**Problem statement:** Copy each line that holds "THEFT".

**Information given:**
○ ○ ○ ○

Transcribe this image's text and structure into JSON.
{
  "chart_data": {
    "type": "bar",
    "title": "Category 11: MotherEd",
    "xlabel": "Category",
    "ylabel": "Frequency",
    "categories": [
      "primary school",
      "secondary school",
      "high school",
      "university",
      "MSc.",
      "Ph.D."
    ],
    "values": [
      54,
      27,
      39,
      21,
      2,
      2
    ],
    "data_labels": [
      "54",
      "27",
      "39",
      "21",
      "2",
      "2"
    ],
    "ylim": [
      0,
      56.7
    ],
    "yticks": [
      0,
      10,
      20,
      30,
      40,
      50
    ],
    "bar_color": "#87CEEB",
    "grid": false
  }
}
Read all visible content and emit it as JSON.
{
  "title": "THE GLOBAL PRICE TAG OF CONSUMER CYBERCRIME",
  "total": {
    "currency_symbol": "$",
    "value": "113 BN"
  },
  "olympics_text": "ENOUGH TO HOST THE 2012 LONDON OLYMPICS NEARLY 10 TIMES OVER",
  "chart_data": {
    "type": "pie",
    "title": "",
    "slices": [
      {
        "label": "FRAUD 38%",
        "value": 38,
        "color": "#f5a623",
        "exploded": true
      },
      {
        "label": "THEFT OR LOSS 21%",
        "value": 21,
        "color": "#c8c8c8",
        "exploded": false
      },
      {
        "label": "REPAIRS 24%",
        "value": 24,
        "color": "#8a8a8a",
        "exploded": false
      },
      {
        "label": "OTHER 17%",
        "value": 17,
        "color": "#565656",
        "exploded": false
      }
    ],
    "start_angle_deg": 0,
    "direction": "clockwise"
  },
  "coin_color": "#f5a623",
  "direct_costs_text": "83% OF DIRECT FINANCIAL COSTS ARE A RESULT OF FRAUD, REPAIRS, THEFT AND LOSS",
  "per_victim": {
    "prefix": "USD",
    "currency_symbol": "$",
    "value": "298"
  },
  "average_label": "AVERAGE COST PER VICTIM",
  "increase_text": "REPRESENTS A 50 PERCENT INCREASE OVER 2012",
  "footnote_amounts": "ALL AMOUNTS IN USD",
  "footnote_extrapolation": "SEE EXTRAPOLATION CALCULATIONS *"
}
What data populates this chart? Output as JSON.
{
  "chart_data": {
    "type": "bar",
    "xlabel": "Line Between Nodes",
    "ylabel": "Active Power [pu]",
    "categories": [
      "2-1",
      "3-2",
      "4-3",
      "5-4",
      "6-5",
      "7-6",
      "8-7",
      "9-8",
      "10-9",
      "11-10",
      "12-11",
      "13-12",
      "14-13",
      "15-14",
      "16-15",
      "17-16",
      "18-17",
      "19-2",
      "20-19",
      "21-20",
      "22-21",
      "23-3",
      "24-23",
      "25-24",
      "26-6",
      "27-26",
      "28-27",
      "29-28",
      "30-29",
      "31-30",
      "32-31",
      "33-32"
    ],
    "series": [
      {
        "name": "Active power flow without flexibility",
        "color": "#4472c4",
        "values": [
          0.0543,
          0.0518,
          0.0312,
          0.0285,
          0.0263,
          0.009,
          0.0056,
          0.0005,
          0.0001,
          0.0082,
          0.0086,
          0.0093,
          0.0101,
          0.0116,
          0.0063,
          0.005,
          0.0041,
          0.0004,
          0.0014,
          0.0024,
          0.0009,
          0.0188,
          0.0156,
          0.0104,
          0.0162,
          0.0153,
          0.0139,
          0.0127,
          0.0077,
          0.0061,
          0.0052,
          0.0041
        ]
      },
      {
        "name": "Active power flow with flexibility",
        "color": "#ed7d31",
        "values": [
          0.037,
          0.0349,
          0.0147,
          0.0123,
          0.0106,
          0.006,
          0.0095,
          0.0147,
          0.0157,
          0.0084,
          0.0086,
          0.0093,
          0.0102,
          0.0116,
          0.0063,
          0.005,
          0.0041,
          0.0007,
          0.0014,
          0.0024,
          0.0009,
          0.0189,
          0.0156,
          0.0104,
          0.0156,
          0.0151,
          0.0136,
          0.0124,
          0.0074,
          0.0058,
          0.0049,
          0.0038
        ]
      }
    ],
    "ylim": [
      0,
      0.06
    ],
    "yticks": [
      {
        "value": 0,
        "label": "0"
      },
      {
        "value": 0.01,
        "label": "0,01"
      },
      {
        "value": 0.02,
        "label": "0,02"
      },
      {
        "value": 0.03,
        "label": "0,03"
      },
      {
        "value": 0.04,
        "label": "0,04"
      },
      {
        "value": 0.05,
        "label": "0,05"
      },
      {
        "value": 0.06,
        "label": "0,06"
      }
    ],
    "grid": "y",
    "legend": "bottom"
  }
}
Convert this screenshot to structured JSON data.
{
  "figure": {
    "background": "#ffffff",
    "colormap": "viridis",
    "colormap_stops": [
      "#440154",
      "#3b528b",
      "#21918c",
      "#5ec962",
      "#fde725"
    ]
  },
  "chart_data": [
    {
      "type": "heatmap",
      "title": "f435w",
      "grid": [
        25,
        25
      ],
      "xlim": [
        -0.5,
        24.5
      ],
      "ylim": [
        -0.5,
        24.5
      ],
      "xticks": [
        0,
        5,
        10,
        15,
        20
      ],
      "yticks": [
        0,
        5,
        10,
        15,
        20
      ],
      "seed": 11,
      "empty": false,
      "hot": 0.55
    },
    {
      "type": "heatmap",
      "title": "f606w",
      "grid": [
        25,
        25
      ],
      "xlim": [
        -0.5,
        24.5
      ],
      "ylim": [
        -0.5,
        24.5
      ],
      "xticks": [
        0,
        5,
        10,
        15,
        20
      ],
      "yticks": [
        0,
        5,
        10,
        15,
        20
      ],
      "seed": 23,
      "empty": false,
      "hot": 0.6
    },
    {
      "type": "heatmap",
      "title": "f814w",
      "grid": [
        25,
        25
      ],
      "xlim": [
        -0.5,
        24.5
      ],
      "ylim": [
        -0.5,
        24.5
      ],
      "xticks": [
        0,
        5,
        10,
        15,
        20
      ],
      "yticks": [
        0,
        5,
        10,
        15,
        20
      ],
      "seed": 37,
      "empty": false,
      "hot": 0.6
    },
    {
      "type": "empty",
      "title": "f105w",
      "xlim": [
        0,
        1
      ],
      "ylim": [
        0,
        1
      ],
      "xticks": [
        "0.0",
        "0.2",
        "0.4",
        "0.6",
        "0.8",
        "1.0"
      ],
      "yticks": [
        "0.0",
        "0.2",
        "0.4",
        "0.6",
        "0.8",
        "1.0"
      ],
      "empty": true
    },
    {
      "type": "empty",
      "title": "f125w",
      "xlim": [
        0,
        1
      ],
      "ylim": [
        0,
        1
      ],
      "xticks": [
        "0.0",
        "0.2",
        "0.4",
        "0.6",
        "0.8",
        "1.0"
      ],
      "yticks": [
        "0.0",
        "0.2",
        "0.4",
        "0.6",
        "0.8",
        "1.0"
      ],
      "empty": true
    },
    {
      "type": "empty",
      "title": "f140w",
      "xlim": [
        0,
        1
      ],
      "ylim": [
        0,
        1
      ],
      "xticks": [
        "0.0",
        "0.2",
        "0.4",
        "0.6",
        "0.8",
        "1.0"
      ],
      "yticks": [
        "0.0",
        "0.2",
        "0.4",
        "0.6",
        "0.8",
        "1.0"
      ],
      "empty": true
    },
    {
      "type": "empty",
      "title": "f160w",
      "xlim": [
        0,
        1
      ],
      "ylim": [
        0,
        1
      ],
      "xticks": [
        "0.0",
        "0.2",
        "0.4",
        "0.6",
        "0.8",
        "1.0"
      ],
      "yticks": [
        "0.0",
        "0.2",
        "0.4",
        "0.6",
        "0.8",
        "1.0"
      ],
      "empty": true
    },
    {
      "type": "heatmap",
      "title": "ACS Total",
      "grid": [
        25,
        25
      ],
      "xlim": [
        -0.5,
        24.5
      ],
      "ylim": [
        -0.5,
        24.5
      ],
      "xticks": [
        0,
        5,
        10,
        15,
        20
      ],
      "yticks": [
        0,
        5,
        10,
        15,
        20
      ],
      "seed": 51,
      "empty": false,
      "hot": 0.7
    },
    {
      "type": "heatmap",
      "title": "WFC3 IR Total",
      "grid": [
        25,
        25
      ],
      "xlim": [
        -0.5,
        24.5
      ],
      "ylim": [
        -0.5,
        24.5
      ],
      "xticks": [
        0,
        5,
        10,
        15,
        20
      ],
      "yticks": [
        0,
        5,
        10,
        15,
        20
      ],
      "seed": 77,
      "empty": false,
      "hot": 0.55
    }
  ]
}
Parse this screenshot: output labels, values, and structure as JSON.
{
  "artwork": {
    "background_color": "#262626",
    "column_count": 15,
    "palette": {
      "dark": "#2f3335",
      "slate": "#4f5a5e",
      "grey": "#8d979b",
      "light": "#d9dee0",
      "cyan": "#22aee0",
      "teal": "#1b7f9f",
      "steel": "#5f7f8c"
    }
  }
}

○ ○ ○ ○

**Output for this exercise:**
        "label": "THEFT OR LOSS 21%",
  "direct_costs_text": "83% OF DIRECT FINANCIAL COSTS ARE A RESULT OF FRAUD, REPAIRS, THEFT AND LOSS",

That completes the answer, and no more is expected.